• _WHAT NEEDS TO BE DONE_
Scan the data below for the string "vteřiny". Copy every line where it appears.
--- begin ENTRIES SHOWN ---
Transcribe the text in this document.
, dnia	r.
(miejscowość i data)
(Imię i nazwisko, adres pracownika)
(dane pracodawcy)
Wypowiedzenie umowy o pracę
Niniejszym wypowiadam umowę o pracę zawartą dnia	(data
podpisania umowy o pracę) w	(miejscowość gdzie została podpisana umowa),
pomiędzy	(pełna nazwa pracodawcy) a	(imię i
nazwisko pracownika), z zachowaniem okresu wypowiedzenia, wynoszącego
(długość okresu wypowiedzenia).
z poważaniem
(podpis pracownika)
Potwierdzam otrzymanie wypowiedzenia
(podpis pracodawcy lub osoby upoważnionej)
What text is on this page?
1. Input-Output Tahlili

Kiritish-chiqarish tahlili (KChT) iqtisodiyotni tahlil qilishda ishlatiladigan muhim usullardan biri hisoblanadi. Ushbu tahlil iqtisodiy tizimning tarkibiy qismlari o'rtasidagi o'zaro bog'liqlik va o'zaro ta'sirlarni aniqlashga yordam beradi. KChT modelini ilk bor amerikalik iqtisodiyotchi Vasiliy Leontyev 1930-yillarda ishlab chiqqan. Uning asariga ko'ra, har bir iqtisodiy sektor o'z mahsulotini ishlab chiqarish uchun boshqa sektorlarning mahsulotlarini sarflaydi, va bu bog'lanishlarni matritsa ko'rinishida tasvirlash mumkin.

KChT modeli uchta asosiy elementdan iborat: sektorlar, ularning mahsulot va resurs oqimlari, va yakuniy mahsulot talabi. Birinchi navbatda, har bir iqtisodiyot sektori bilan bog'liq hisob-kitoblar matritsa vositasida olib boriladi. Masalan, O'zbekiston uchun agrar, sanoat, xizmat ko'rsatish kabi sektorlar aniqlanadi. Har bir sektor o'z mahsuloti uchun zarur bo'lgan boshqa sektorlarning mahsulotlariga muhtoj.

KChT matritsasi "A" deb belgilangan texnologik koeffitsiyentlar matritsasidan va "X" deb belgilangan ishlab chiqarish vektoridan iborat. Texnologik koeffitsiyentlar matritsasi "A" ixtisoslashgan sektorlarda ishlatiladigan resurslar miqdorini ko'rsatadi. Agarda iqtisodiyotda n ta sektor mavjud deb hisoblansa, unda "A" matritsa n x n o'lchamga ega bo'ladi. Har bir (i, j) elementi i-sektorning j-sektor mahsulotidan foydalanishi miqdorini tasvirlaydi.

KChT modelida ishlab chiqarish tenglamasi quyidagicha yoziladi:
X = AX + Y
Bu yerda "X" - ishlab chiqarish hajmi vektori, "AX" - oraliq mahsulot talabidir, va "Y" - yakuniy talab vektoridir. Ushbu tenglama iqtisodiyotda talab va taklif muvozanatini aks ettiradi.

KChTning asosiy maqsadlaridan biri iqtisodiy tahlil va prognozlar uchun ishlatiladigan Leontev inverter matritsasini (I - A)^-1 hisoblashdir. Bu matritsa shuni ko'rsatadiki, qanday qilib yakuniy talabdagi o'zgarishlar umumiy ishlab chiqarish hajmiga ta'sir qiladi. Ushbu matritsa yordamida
--- end ENTRIES SHOWN ---
--- begin ENTRIES SHOWN ---
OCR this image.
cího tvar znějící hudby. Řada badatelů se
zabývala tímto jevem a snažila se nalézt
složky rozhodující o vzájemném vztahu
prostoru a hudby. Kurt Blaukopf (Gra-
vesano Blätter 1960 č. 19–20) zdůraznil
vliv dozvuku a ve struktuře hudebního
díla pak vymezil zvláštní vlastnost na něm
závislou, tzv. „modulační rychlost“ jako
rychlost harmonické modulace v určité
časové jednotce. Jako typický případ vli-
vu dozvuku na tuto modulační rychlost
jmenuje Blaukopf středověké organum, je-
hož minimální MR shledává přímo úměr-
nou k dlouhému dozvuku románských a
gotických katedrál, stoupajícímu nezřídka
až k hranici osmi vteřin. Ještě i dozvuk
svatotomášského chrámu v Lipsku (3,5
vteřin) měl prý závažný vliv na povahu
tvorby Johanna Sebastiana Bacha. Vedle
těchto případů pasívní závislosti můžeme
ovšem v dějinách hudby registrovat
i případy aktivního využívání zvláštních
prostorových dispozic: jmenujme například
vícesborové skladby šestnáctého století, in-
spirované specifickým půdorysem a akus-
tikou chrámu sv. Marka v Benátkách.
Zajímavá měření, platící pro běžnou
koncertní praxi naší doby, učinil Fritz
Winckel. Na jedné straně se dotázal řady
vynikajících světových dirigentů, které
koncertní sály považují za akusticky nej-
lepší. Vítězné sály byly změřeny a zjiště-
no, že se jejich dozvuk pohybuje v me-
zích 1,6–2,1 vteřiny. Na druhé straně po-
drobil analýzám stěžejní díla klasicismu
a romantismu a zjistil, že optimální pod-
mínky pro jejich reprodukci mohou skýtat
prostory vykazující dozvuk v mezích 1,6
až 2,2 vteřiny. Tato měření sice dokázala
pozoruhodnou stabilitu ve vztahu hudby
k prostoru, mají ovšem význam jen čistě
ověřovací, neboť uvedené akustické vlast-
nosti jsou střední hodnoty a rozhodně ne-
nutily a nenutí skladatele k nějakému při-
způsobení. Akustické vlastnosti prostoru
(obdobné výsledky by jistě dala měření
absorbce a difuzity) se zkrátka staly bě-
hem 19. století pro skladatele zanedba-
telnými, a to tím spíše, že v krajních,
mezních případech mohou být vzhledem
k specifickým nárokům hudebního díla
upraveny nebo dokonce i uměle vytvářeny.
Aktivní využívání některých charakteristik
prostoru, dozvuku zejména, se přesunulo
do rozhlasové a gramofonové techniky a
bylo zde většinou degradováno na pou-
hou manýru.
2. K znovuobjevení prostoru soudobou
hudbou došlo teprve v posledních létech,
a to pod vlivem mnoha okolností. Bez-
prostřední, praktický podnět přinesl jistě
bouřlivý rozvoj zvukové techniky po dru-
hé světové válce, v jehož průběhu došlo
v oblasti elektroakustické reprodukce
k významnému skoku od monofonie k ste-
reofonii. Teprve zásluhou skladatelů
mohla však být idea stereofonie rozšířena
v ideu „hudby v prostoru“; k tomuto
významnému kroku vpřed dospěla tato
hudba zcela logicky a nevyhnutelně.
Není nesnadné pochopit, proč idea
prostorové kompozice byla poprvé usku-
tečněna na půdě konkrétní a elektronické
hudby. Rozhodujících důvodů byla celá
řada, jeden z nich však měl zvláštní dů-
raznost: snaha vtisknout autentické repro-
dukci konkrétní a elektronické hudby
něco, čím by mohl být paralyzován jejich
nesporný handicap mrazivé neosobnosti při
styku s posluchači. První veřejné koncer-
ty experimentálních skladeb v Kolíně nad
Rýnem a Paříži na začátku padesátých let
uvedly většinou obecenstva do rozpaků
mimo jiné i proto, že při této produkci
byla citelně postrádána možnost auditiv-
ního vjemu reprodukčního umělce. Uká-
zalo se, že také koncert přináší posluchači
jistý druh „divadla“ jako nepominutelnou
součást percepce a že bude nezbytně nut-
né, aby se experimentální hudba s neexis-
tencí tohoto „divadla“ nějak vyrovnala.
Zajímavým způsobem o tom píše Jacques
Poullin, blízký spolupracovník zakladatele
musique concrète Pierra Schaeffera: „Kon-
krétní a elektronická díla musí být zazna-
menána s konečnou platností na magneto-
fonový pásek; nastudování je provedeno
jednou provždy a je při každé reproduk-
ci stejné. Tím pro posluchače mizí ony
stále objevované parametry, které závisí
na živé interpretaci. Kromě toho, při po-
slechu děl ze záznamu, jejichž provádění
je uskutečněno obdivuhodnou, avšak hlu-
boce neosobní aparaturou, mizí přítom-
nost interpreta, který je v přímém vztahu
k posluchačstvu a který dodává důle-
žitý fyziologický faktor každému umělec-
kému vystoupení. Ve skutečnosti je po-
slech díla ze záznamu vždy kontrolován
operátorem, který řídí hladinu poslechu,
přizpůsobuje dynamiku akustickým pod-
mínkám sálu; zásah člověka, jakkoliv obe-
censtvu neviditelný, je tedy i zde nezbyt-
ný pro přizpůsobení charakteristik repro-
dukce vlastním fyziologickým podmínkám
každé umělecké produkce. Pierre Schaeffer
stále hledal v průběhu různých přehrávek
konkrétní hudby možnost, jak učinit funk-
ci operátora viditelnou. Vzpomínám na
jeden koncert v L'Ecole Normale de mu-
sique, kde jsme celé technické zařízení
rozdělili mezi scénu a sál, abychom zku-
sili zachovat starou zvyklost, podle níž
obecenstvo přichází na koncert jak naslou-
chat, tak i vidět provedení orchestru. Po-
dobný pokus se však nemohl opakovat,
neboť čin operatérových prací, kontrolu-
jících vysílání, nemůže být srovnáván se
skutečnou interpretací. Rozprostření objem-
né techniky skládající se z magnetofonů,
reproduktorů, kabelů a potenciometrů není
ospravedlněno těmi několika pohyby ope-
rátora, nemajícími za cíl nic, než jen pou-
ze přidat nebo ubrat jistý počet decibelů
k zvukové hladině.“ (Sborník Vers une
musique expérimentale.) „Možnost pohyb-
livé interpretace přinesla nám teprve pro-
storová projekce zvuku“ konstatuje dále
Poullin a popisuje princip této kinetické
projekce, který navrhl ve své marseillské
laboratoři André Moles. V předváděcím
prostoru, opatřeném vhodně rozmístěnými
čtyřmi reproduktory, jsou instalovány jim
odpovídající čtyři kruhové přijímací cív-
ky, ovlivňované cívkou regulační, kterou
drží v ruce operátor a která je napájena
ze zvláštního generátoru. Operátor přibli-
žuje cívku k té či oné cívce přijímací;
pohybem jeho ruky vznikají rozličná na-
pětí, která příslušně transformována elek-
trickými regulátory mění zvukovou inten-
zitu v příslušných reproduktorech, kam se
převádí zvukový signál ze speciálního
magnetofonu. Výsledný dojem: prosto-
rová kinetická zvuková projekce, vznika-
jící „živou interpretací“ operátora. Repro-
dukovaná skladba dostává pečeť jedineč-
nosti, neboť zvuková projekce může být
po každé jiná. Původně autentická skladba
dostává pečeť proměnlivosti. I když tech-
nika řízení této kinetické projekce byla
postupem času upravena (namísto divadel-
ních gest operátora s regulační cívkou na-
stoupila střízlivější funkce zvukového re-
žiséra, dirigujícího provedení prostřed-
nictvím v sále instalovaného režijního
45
--- end ENTRIES SHOWN ---
• _RESPONSE FOR THIS EXERCISE_
zích 1,6–2,1 vteřiny. Na druhé straně po-
až 2,2 vteřiny. Tato měření sice dokázala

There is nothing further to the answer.